[Items listed in a dataset]
______________________________

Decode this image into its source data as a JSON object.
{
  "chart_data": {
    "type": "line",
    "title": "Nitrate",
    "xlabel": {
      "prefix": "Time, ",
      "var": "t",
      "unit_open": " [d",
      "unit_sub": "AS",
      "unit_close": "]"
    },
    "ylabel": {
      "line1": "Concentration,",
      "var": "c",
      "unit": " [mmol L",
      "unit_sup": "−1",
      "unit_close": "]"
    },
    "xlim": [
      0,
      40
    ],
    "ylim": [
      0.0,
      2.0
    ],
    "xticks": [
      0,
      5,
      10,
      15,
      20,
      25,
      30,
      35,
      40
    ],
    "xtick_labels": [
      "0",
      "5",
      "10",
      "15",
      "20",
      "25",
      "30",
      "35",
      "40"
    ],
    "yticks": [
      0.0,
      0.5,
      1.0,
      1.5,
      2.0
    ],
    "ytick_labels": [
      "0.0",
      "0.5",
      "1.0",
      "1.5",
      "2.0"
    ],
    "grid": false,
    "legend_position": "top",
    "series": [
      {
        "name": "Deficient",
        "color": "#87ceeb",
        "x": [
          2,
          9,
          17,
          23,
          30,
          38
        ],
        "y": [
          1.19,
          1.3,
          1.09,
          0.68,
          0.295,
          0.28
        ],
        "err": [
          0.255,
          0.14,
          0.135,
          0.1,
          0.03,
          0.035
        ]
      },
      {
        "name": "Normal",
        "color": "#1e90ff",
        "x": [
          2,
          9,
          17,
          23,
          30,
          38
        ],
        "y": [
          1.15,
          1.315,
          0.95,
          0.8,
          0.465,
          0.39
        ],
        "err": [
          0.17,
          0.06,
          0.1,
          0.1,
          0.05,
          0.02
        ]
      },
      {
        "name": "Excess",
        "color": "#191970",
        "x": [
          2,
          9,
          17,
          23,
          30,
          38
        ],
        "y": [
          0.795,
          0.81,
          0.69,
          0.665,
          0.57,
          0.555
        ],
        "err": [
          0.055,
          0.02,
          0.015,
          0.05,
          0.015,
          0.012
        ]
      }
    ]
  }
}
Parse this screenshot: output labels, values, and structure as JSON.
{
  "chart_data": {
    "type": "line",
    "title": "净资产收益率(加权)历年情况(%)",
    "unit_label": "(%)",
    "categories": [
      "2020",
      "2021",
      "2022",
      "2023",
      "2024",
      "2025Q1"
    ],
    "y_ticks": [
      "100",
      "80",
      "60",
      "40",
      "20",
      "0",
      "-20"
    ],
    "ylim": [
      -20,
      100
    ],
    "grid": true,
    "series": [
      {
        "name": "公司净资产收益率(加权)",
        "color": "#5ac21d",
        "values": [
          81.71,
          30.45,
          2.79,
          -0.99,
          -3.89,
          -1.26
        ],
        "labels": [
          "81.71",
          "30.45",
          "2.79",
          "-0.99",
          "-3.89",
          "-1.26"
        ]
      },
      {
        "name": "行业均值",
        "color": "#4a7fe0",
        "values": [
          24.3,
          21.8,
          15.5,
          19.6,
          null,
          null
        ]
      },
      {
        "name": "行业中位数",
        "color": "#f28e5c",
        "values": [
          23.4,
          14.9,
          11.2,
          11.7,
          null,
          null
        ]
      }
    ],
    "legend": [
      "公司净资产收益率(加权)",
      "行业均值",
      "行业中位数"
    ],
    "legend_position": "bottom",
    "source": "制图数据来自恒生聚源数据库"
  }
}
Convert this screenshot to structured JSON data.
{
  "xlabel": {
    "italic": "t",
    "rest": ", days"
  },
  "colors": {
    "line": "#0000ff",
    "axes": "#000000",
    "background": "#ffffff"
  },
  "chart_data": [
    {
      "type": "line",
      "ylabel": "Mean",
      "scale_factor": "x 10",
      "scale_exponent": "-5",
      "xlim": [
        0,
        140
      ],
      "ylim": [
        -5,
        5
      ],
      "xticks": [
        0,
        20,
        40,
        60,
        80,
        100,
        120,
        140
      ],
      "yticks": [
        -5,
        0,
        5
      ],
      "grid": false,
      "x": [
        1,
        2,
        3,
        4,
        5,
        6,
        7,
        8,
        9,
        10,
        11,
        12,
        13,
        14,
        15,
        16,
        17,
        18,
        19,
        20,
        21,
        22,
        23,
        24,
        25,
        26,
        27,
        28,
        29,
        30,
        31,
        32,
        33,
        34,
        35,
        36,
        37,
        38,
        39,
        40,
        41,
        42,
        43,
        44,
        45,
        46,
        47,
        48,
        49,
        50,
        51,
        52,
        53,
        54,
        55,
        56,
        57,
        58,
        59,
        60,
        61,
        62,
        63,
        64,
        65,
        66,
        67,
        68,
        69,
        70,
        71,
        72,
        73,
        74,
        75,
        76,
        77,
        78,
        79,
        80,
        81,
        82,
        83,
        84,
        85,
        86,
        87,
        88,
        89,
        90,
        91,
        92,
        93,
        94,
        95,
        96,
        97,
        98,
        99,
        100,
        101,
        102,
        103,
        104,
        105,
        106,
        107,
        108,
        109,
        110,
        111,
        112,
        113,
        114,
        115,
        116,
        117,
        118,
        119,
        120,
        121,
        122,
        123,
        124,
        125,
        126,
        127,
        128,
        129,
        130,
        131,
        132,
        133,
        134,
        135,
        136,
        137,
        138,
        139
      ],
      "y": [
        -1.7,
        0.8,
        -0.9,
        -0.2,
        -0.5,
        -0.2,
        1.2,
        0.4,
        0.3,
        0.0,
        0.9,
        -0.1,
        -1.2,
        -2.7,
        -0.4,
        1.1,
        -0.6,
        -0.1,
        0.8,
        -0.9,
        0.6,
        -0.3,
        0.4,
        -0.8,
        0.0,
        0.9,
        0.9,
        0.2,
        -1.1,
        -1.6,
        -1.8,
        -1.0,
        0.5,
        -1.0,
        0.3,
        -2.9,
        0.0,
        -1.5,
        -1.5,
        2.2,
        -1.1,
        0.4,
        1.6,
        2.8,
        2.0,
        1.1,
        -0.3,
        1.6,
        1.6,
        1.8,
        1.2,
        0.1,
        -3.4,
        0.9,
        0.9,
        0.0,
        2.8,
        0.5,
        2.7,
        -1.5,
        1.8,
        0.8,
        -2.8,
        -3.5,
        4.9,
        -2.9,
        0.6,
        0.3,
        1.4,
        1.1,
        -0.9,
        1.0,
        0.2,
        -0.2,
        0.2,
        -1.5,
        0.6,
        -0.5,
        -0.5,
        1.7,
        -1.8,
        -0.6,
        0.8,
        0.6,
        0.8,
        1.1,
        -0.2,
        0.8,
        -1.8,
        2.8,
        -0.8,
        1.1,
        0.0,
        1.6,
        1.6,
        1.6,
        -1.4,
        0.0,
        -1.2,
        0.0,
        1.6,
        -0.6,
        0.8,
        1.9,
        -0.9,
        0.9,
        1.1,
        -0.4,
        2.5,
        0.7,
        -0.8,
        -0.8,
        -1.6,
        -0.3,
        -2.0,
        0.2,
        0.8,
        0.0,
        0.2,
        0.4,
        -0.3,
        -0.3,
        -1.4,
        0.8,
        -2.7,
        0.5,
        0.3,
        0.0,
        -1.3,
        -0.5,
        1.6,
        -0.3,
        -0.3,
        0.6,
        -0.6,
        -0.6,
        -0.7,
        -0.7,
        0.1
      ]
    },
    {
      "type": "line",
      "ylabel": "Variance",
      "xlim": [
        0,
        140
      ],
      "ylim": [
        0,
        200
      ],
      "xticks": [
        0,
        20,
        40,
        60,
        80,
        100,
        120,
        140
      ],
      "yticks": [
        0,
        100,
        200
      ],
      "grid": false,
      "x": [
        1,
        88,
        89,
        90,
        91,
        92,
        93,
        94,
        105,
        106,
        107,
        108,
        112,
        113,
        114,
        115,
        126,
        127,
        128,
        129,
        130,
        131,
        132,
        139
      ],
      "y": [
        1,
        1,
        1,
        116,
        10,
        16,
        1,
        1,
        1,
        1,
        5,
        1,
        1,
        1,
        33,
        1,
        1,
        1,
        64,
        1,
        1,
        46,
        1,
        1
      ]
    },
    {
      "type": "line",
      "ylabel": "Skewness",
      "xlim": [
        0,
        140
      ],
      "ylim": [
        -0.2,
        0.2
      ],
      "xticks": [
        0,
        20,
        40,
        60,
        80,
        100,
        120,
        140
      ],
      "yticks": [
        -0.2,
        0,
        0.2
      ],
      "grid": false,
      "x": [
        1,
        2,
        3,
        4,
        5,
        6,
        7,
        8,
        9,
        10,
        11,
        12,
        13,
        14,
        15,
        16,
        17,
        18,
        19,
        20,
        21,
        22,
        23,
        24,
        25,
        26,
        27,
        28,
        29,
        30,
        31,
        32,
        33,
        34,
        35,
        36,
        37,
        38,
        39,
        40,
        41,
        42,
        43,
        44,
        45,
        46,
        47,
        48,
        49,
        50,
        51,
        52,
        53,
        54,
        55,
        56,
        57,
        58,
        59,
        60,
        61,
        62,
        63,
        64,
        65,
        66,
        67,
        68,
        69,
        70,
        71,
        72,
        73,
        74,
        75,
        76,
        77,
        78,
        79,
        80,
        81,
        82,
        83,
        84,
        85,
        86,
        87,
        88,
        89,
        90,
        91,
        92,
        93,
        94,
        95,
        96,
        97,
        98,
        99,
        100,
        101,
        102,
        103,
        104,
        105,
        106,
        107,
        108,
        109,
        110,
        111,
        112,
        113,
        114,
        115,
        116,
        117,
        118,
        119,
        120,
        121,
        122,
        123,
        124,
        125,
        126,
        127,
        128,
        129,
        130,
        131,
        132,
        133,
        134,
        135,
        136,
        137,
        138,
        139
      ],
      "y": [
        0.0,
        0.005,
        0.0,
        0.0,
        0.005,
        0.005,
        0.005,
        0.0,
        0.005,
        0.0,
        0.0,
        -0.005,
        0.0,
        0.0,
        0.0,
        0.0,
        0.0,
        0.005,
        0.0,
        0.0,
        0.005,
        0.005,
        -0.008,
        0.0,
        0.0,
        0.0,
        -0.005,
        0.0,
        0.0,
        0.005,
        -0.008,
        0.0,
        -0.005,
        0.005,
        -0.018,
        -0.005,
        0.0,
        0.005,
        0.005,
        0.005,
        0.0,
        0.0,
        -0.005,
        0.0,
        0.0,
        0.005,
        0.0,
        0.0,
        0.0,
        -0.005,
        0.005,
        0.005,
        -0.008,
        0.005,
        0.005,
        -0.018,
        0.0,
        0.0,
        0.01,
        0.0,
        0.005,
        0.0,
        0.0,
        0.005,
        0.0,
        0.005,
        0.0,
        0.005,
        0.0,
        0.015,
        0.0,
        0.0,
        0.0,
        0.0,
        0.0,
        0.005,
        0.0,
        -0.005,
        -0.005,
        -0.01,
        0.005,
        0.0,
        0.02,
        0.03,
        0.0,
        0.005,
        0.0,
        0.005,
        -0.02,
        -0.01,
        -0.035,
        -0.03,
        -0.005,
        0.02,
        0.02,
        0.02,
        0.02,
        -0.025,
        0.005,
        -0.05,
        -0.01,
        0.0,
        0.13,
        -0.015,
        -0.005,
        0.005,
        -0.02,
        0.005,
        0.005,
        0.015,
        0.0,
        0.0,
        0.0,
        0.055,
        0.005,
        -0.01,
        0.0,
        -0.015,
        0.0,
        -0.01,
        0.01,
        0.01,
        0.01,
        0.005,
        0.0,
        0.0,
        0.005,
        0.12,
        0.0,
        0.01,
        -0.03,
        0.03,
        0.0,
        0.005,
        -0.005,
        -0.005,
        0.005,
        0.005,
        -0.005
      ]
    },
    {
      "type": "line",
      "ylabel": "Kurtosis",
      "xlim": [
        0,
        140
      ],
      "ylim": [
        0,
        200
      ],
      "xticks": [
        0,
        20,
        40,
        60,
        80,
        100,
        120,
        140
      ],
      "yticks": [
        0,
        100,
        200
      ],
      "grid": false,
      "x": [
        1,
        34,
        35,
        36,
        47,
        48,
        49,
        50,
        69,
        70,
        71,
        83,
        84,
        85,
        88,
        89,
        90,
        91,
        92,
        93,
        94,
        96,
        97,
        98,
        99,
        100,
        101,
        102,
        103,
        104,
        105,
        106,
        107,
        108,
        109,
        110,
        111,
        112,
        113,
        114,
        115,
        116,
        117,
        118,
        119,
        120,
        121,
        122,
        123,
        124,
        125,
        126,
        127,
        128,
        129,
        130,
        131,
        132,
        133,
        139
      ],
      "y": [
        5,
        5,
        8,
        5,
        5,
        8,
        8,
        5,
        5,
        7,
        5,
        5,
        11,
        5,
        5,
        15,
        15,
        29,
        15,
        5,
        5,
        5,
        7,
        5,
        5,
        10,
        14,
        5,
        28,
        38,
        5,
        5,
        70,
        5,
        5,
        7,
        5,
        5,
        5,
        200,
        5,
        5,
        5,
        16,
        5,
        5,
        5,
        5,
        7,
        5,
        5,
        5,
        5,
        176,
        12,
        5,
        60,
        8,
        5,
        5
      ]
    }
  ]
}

______________________________

__WRITTEN EXERCISE__. Identify every line where the string "JSON" appears.

__OUTPUT FOR THIS TASK__.
Decode this image into its source data as a JSON object.
Parse this screenshot: output labels, values, and structure as JSON.
Convert this screenshot to structured JSON data.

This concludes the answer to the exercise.